Start of Records for this exercise
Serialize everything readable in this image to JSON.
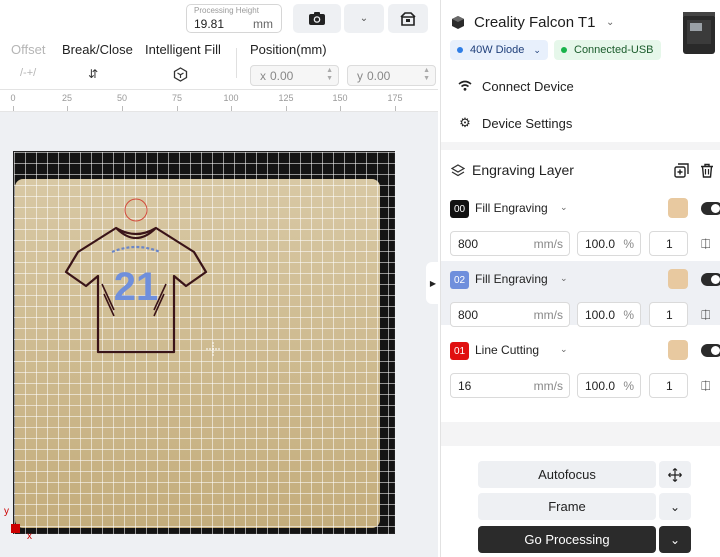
{
  "topbar": {
    "processing_height_label": "Processing Height",
    "processing_height_value": "19.81",
    "processing_height_unit": "mm"
  },
  "toolbar": {
    "offset_label": "Offset",
    "offset_icon_text": "/-+/",
    "break_close_label": "Break/Close",
    "intelligent_fill_label": "Intelligent Fill",
    "position_label": "Position(mm)",
    "x_axis": "x",
    "x_value": "0.00",
    "y_axis": "y",
    "y_value": "0.00"
  },
  "ruler": {
    "ticks": [
      "0",
      "25",
      "50",
      "75",
      "100",
      "125",
      "150",
      "175"
    ]
  },
  "canvas": {
    "shirt_number": "21",
    "y_axis_label": "y",
    "x_axis_label": "x",
    "origin_color": "#c00000"
  },
  "device": {
    "name": "Creality Falcon T1",
    "laser": "40W Diode",
    "status": "Connected-USB",
    "laser_dot_color": "#2f7ee6",
    "status_dot_color": "#19b34a",
    "connect_label": "Connect Device",
    "settings_label": "Device Settings"
  },
  "layers": {
    "title": "Engraving Layer",
    "items": [
      {
        "badge": "00",
        "badge_color": "#111111",
        "name": "Fill Engraving",
        "speed": "800",
        "speed_unit": "mm/s",
        "power": "100.0",
        "power_unit": "%",
        "passes": "1"
      },
      {
        "badge": "02",
        "badge_color": "#6f8fdc",
        "name": "Fill Engraving",
        "speed": "800",
        "speed_unit": "mm/s",
        "power": "100.0",
        "power_unit": "%",
        "passes": "1"
      },
      {
        "badge": "01",
        "badge_color": "#e01010",
        "name": "Line Cutting",
        "speed": "16",
        "speed_unit": "mm/s",
        "power": "100.0",
        "power_unit": "%",
        "passes": "1"
      }
    ]
  },
  "actions": {
    "autofocus": "Autofocus",
    "frame": "Frame",
    "go_processing": "Go Processing"
  }
}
End of Records for this exercise
▶ What is asked
Set down every record once more, word for word, without pictures.

▶ Result of the task
Serialize everything readable in this image to JSON.
{
  "topbar": {
    "processing_height_label": "Processing Height",
    "processing_height_value": "19.81",
    "processing_height_unit": "mm"
  },
  "toolbar": {
    "offset_label": "Offset",
    "offset_icon_text": "/-+/",
    "break_close_label": "Break/Close",
    "intelligent_fill_label": "Intelligent Fill",
    "position_label": "Position(mm)",
    "x_axis": "x",
    "x_value": "0.00",
    "y_axis": "y",
    "y_value": "0.00"
  },
  "ruler": {
    "ticks": [
      "0",
      "25",
      "50",
      "75",
      "100",
      "125",
      "150",
      "175"
    ]
  },
  "canvas": {
    "shirt_number": "21",
    "y_axis_label": "y",
    "x_axis_label": "x",
    "origin_color": "#c00000"
  },
  "device": {
    "name": "Creality Falcon T1",
    "laser": "40W Diode",
    "status": "Connected-USB",
    "laser_dot_color": "#2f7ee6",
    "status_dot_color": "#19b34a",
    "connect_label": "Connect Device",
    "settings_label": "Device Settings"
  },
  "layers": {
    "title": "Engraving Layer",
    "items": [
      {
        "badge": "00",
        "badge_color": "#111111",
        "name": "Fill Engraving",
        "speed": "800",
        "speed_unit": "mm/s",
        "power": "100.0",
        "power_unit": "%",
        "passes": "1"
      },
      {
        "badge": "02",
        "badge_color": "#6f8fdc",
        "name": "Fill Engraving",
        "speed": "800",
        "speed_unit": "mm/s",
        "power": "100.0",
        "power_unit": "%",
        "passes": "1"
      },
      {
        "badge": "01",
        "badge_color": "#e01010",
        "name": "Line Cutting",
        "speed": "16",
        "speed_unit": "mm/s",
        "power": "100.0",
        "power_unit": "%",
        "passes": "1"
      }
    ]
  },
  "actions": {
    "autofocus": "Autofocus",
    "frame": "Frame",
    "go_processing": "Go Processing"
  }
}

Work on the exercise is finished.